Spot every line with the word "value" and return it.

[Begin Records shown]

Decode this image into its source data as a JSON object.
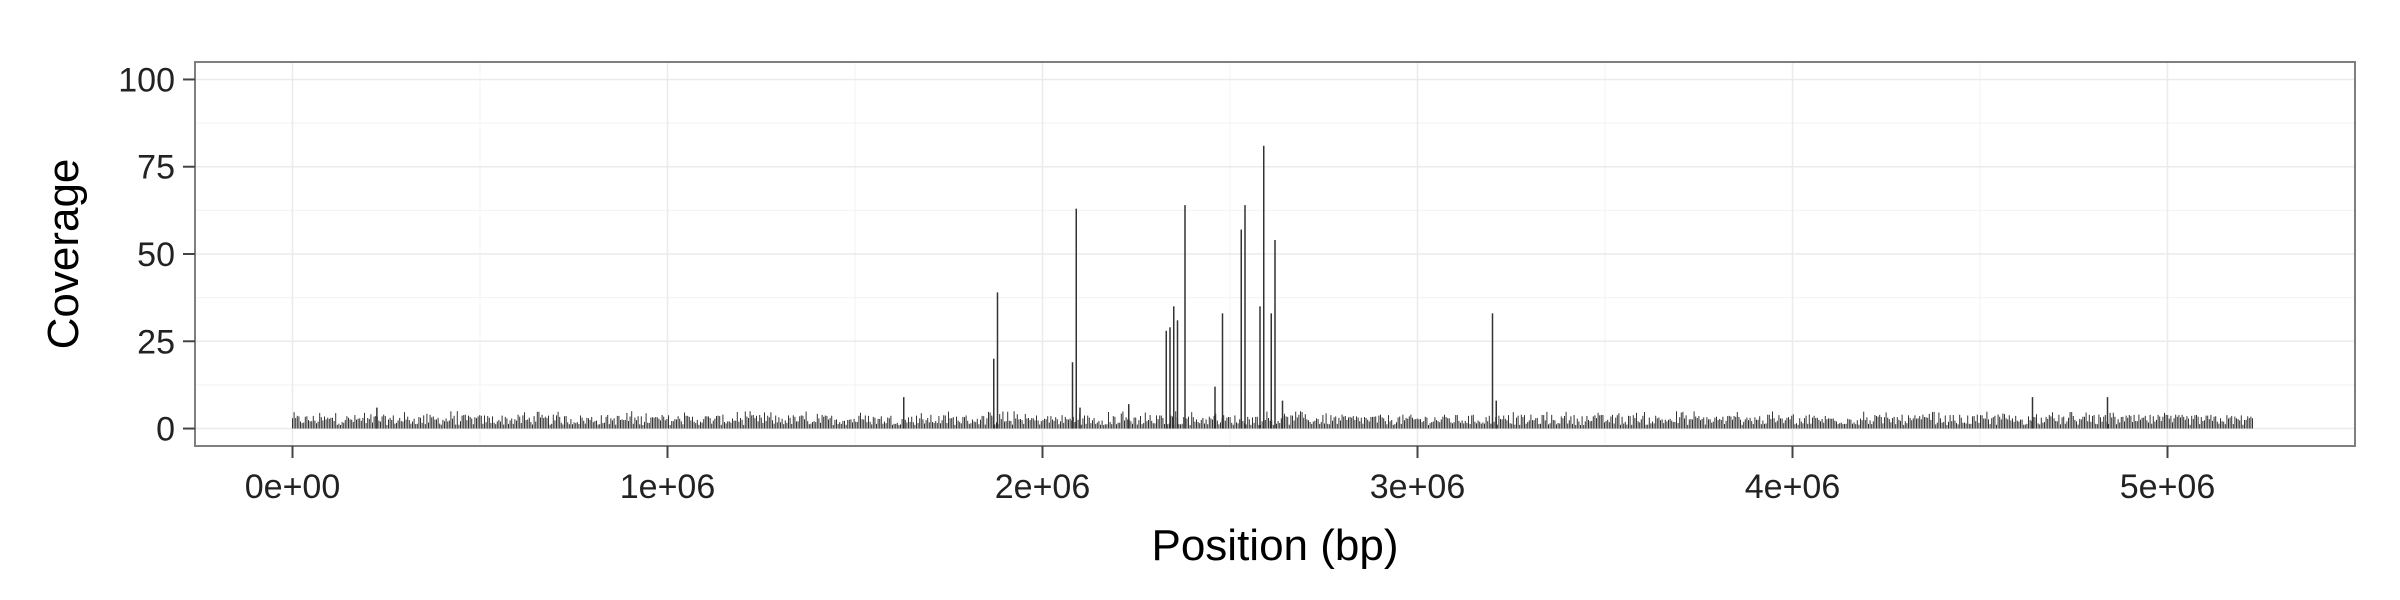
{
  "chart_data": {
    "type": "bar",
    "title": "",
    "xlabel": "Position (bp)",
    "ylabel": "Coverage",
    "xlim": [
      -260000,
      5500000
    ],
    "ylim": [
      -5,
      105
    ],
    "x_ticks": [
      {
        "value": 0,
        "label": "0e+00"
      },
      {
        "value": 1000000,
        "label": "1e+06"
      },
      {
        "value": 2000000,
        "label": "2e+06"
      },
      {
        "value": 3000000,
        "label": "3e+06"
      },
      {
        "value": 4000000,
        "label": "4e+06"
      },
      {
        "value": 5000000,
        "label": "5e+06"
      }
    ],
    "y_ticks": [
      {
        "value": 0,
        "label": "0"
      },
      {
        "value": 25,
        "label": "25"
      },
      {
        "value": 50,
        "label": "50"
      },
      {
        "value": 75,
        "label": "75"
      },
      {
        "value": 100,
        "label": "100"
      }
    ],
    "grid": true,
    "legend": "none",
    "x_range": [
      0,
      5230000
    ],
    "baseline_coverage": {
      "typical_min": 1,
      "typical_max": 4,
      "max": 5
    },
    "peaks": [
      {
        "x": 225000,
        "y": 6
      },
      {
        "x": 1630000,
        "y": 9
      },
      {
        "x": 1870000,
        "y": 20
      },
      {
        "x": 1880000,
        "y": 39
      },
      {
        "x": 2080000,
        "y": 19
      },
      {
        "x": 2090000,
        "y": 63
      },
      {
        "x": 2100000,
        "y": 6
      },
      {
        "x": 2230000,
        "y": 7
      },
      {
        "x": 2330000,
        "y": 28
      },
      {
        "x": 2340000,
        "y": 29
      },
      {
        "x": 2350000,
        "y": 35
      },
      {
        "x": 2360000,
        "y": 31
      },
      {
        "x": 2380000,
        "y": 64
      },
      {
        "x": 2460000,
        "y": 12
      },
      {
        "x": 2480000,
        "y": 33
      },
      {
        "x": 2530000,
        "y": 57
      },
      {
        "x": 2540000,
        "y": 64
      },
      {
        "x": 2580000,
        "y": 35
      },
      {
        "x": 2590000,
        "y": 81
      },
      {
        "x": 2610000,
        "y": 33
      },
      {
        "x": 2620000,
        "y": 54
      },
      {
        "x": 2640000,
        "y": 8
      },
      {
        "x": 3200000,
        "y": 33
      },
      {
        "x": 3210000,
        "y": 8
      },
      {
        "x": 4640000,
        "y": 9
      },
      {
        "x": 4840000,
        "y": 9
      }
    ]
  },
  "colors": {
    "panel_background": "#ebebeb",
    "grid_major": "#ebebeb",
    "grid_minor": "#f3f3f3",
    "bar": "#333333",
    "panel_border": "#7f7f7f"
  }
}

[End Records shown]

— Final result —
        "value": 0,
        "value": 1000000,
        "value": 2000000,
        "value": 3000000,
        "value": 4000000,
        "value": 5000000,
        "value": 0,
        "value": 25,
        "value": 50,
        "value": 75,
        "value": 100,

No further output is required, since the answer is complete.